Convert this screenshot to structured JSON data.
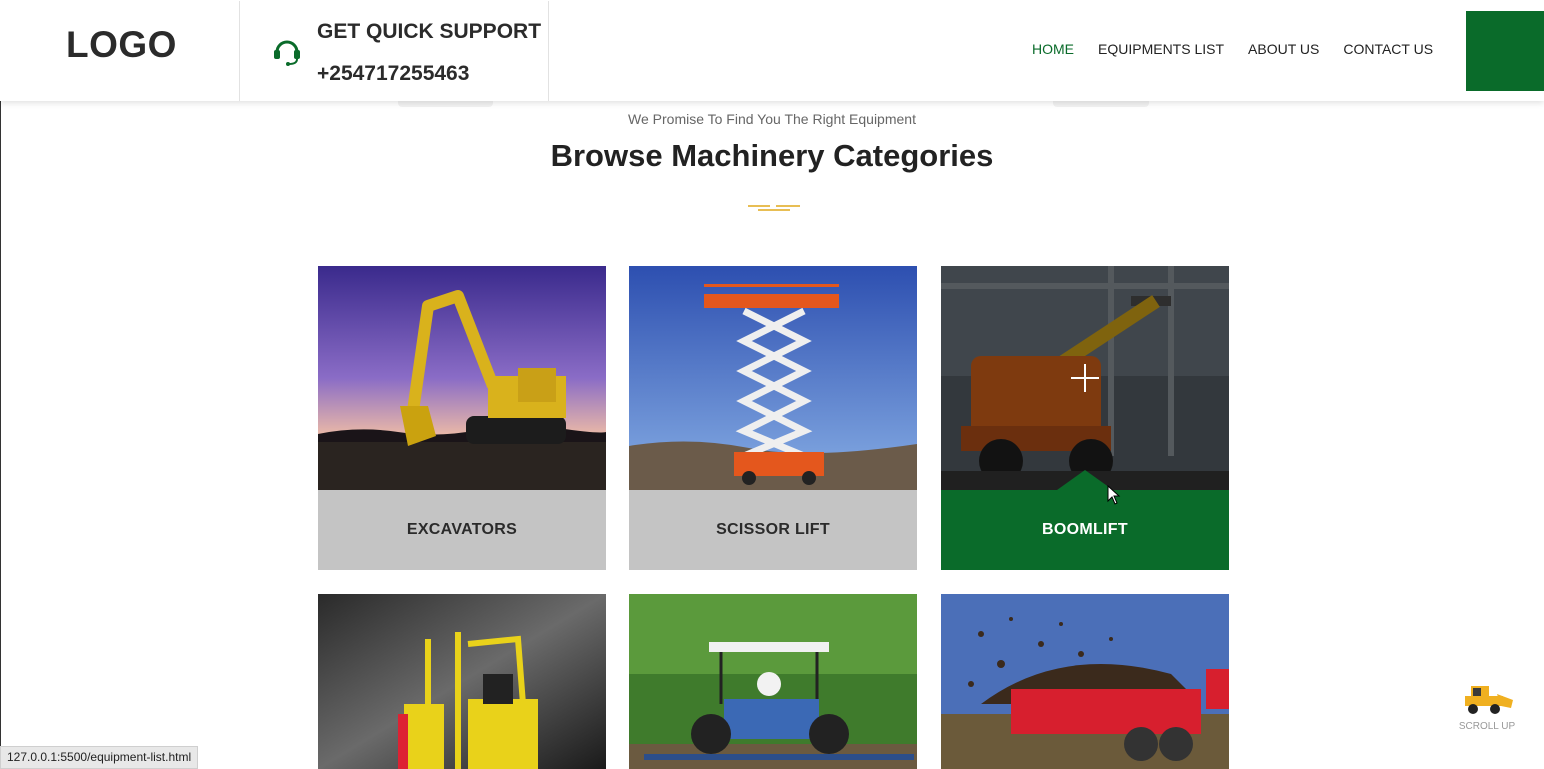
{
  "header": {
    "logo": "LOGO",
    "support_title": "GET QUICK SUPPORT",
    "support_phone": "+254717255463",
    "nav": [
      {
        "label": "HOME",
        "active": true
      },
      {
        "label": "EQUIPMENTS LIST",
        "active": false
      },
      {
        "label": "ABOUT US",
        "active": false
      },
      {
        "label": "CONTACT US",
        "active": false
      }
    ]
  },
  "section": {
    "subtitle": "We Promise To Find You The Right Equipment",
    "title": "Browse Machinery Categories"
  },
  "categories": [
    {
      "label": "EXCAVATORS",
      "icon": "excavator-image"
    },
    {
      "label": "SCISSOR LIFT",
      "icon": "scissor-lift-image"
    },
    {
      "label": "BOOMLIFT",
      "icon": "boom-lift-image",
      "active": true
    },
    {
      "label": "",
      "icon": "forklift-image"
    },
    {
      "label": "",
      "icon": "tractor-image"
    },
    {
      "label": "",
      "icon": "spreader-image"
    }
  ],
  "scroll_up": {
    "label": "SCROLL UP",
    "icon": "loader-icon"
  },
  "status_bar": {
    "url": "127.0.0.1:5500/equipment-list.html"
  },
  "colors": {
    "brand": "#0a6b2a",
    "accent": "#e0a81c",
    "caption_bg": "#c4c4c4"
  }
}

*EXERCISE AIM*:
Tell how many lines include "image". The number is the whole answer.

*RESULT OF THE TASK*:
6